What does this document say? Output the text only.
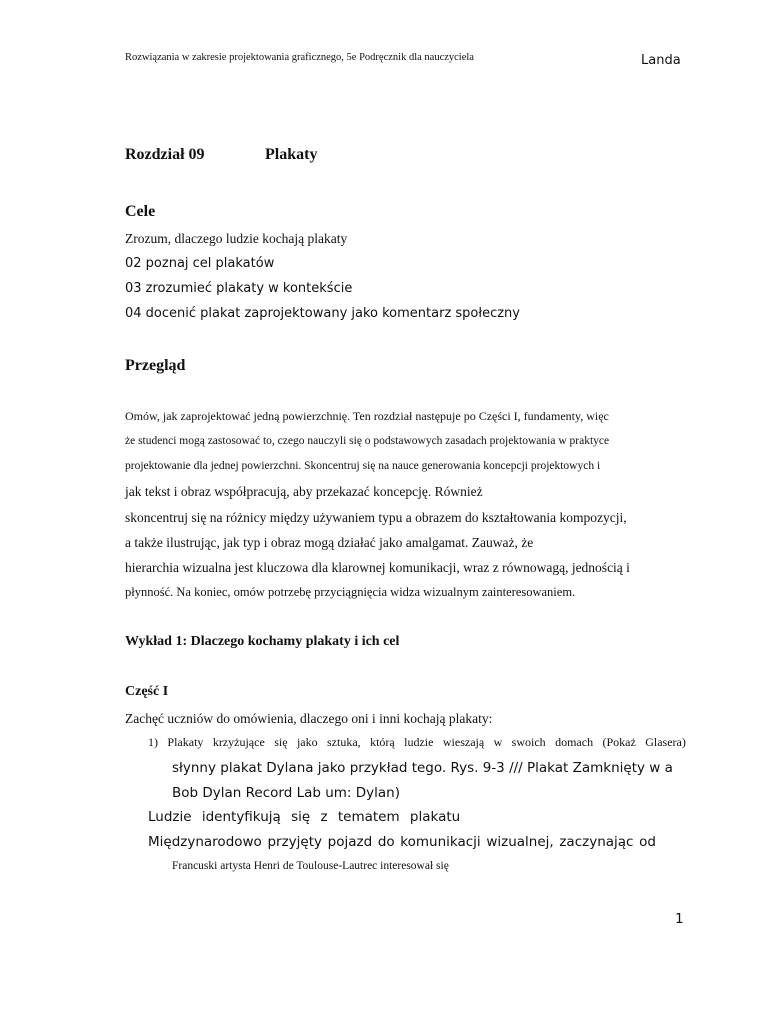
Rozwiązania w zakresie projektowania graficznego, 5e Podręcznik dla nauczyciela	Landa
Rozdział 09	Plakaty
Cele
Zrozum, dlaczego ludzie kochają plakaty
02 poznaj cel plakatów
03 zrozumieć plakaty w kontekście
04 docenić plakat zaprojektowany jako komentarz społeczny
Przegląd
Omów, jak zaprojektować jedną powierzchnię. Ten rozdział następuje po Części I, fundamenty, więc
że studenci mogą zastosować to, czego nauczyli się o podstawowych zasadach projektowania w praktyce
projektowanie dla jednej powierzchni. Skoncentruj się na nauce generowania koncepcji projektowych i
jak tekst i obraz współpracują, aby przekazać koncepcję. Również
skoncentruj się na różnicy między używaniem typu a obrazem do kształtowania kompozycji,
a także ilustrując, jak typ i obraz mogą działać jako amalgamat. Zauważ, że
hierarchia wizualna jest kluczowa dla klarownej komunikacji, wraz z równowagą, jednością i
płynność. Na koniec, omów potrzebę przyciągnięcia widza wizualnym zainteresowaniem.
Wykład 1: Dlaczego kochamy plakaty i ich cel
Część I
Zachęć uczniów do omówienia, dlaczego oni i inni kochają plakaty:
1) Plakaty krzyżujące się jako sztuka, którą ludzie wieszają w swoich domach (Pokaż Glasera)
słynny plakat Dylana jako przykład tego. Rys. 9-3 /// Plakat Zamknięty w a
Bob Dylan Record Lab um: Dylan)
Ludzie identyfikują się z tematem plakatu
Międzynarodowo przyjęty pojazd do komunikacji wizualnej, zaczynając od
Francuski artysta Henri de Toulouse-Lautrec interesował się
1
_ _ _ _ _
◆ Exercise aim:
The records above must be echoed exactly, minus their pictures.

◆ Exercise response:
What does this document say? Output the text only.
Rozwiązania w zakresie projektowania graficznego, 5e Podręcznik dla nauczyciela	Landa
Rozdział 09	Plakaty
Cele
Zrozum, dlaczego ludzie kochają plakaty
02 poznaj cel plakatów
03 zrozumieć plakaty w kontekście
04 docenić plakat zaprojektowany jako komentarz społeczny
Przegląd
Omów, jak zaprojektować jedną powierzchnię. Ten rozdział następuje po Części I, fundamenty, więc
że studenci mogą zastosować to, czego nauczyli się o podstawowych zasadach projektowania w praktyce
projektowanie dla jednej powierzchni. Skoncentruj się na nauce generowania koncepcji projektowych i
jak tekst i obraz współpracują, aby przekazać koncepcję. Również
skoncentruj się na różnicy między używaniem typu a obrazem do kształtowania kompozycji,
a także ilustrując, jak typ i obraz mogą działać jako amalgamat. Zauważ, że
hierarchia wizualna jest kluczowa dla klarownej komunikacji, wraz z równowagą, jednością i
płynność. Na koniec, omów potrzebę przyciągnięcia widza wizualnym zainteresowaniem.
Wykład 1: Dlaczego kochamy plakaty i ich cel
Część I
Zachęć uczniów do omówienia, dlaczego oni i inni kochają plakaty:
1) Plakaty krzyżujące się jako sztuka, którą ludzie wieszają w swoich domach (Pokaż Glasera)
słynny plakat Dylana jako przykład tego. Rys. 9-3 /// Plakat Zamknięty w a
Bob Dylan Record Lab um: Dylan)
Ludzie identyfikują się z tematem plakatu
Międzynarodowo przyjęty pojazd do komunikacji wizualnej, zaczynając od
Francuski artysta Henri de Toulouse-Lautrec interesował się
1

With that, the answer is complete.